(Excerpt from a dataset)
————

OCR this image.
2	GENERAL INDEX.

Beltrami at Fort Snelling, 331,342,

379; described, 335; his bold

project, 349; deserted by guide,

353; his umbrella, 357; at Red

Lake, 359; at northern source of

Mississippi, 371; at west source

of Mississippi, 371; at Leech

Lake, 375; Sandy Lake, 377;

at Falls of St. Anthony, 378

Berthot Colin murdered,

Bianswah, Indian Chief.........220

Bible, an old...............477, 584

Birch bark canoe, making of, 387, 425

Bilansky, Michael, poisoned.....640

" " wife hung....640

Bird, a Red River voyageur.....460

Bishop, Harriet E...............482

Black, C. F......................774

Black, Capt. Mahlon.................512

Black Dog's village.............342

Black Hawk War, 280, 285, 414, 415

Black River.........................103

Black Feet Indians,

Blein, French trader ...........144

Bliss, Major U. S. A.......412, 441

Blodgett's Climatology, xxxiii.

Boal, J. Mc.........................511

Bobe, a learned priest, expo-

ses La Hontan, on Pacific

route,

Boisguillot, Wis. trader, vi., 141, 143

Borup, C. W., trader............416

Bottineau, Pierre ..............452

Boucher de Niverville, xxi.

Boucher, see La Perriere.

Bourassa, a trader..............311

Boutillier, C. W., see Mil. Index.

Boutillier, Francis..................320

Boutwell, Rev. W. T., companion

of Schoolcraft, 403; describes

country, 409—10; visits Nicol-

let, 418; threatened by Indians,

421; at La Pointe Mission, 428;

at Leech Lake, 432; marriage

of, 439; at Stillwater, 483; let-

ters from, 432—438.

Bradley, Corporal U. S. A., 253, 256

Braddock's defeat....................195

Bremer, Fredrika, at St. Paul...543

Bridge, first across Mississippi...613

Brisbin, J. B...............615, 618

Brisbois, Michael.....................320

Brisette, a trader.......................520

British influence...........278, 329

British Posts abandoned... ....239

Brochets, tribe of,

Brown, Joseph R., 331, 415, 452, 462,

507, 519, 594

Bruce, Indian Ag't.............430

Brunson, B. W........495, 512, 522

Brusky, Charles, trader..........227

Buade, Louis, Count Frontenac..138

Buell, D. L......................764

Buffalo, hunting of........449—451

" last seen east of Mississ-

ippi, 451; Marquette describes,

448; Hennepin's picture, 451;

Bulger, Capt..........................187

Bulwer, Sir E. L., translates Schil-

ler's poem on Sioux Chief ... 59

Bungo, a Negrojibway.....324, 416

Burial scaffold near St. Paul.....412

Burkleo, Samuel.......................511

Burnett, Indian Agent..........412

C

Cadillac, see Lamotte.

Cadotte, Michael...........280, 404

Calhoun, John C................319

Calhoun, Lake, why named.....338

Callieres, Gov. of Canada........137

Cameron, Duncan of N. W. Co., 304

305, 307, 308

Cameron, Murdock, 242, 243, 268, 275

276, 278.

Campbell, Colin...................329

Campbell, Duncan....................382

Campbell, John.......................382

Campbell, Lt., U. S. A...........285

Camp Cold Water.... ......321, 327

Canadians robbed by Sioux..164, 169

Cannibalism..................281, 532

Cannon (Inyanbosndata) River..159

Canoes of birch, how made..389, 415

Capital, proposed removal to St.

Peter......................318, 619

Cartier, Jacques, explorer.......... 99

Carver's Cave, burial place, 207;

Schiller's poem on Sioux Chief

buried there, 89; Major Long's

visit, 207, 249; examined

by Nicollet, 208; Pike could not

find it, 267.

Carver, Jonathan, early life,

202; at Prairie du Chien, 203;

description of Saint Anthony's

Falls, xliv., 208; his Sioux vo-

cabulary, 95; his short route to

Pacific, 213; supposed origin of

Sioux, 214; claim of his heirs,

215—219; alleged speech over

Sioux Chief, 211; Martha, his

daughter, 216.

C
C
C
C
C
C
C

————

PROMPT:
Send back every record, precisely as written.

REPLY TO THE TASK:
OCR this image.
2	GENERAL INDEX.

Beltrami at Fort Snelling, 331,342,

379; described, 335; his bold

project, 349; deserted by guide,

353; his umbrella, 357; at Red

Lake, 359; at northern source of

Mississippi, 371; at west source

of Mississippi, 371; at Leech

Lake, 375; Sandy Lake, 377;

at Falls of St. Anthony, 378

Berthot Colin murdered,

Bianswah, Indian Chief.........220

Bible, an old...............477, 584

Birch bark canoe, making of, 387, 425

Bilansky, Michael, poisoned.....640

" " wife hung....640

Bird, a Red River voyageur.....460

Bishop, Harriet E...............482

Black, C. F......................774

Black, Capt. Mahlon.................512

Black Dog's village.............342

Black Hawk War, 280, 285, 414, 415

Black River.........................103

Black Feet Indians,

Blein, French trader ...........144

Bliss, Major U. S. A.......412, 441

Blodgett's Climatology, xxxiii.

Boal, J. Mc.........................511

Bobe, a learned priest, expo-

ses La Hontan, on Pacific

route,

Boisguillot, Wis. trader, vi., 141, 143

Borup, C. W., trader............416

Bottineau, Pierre ..............452

Boucher de Niverville, xxi.

Boucher, see La Perriere.

Bourassa, a trader..............311

Boutillier, C. W., see Mil. Index.

Boutillier, Francis..................320

Boutwell, Rev. W. T., companion

of Schoolcraft, 403; describes

country, 409—10; visits Nicol-

let, 418; threatened by Indians,

421; at La Pointe Mission, 428;

at Leech Lake, 432; marriage

of, 439; at Stillwater, 483; let-

ters from, 432—438.

Bradley, Corporal U. S. A., 253, 256

Braddock's defeat....................195

Bremer, Fredrika, at St. Paul...543

Bridge, first across Mississippi...613

Brisbin, J. B...............615, 618

Brisbois, Michael.....................320

Brisette, a trader.......................520

British influence...........278, 329

British Posts abandoned... ....239

Brochets, tribe of,

Brown, Joseph R., 331, 415, 452, 462,

507, 519, 594

Bruce, Indian Ag't.............430

Brunson, B. W........495, 512, 522

Brusky, Charles, trader..........227

Buade, Louis, Count Frontenac..138

Buell, D. L......................764

Buffalo, hunting of........449—451

" last seen east of Mississ-

ippi, 451; Marquette describes,

448; Hennepin's picture, 451;

Bulger, Capt..........................187

Bulwer, Sir E. L., translates Schil-

ler's poem on Sioux Chief ... 59

Bungo, a Negrojibway.....324, 416

Burial scaffold near St. Paul.....412

Burkleo, Samuel.......................511

Burnett, Indian Agent..........412

C

Cadillac, see Lamotte.

Cadotte, Michael...........280, 404

Calhoun, John C................319

Calhoun, Lake, why named.....338

Callieres, Gov. of Canada........137

Cameron, Duncan of N. W. Co., 304

305, 307, 308

Cameron, Murdock, 242, 243, 268, 275

276, 278.

Campbell, Colin...................329

Campbell, Duncan....................382

Campbell, John.......................382

Campbell, Lt., U. S. A...........285

Camp Cold Water.... ......321, 327

Canadians robbed by Sioux..164, 169

Cannibalism..................281, 532

Cannon (Inyanbosndata) River..159

Canoes of birch, how made..389, 415

Capital, proposed removal to St.

Peter......................318, 619

Cartier, Jacques, explorer.......... 99

Carver's Cave, burial place, 207;

Schiller's poem on Sioux Chief

buried there, 89; Major Long's

visit, 207, 249; examined

by Nicollet, 208; Pike could not

find it, 267.

Carver, Jonathan, early life,

202; at Prairie du Chien, 203;

description of Saint Anthony's

Falls, xliv., 208; his Sioux vo-

cabulary, 95; his short route to

Pacific, 213; supposed origin of

Sioux, 214; claim of his heirs,

215—219; alleged speech over

Sioux Chief, 211; Martha, his

daughter, 216.

C
C
C
C
C
C
C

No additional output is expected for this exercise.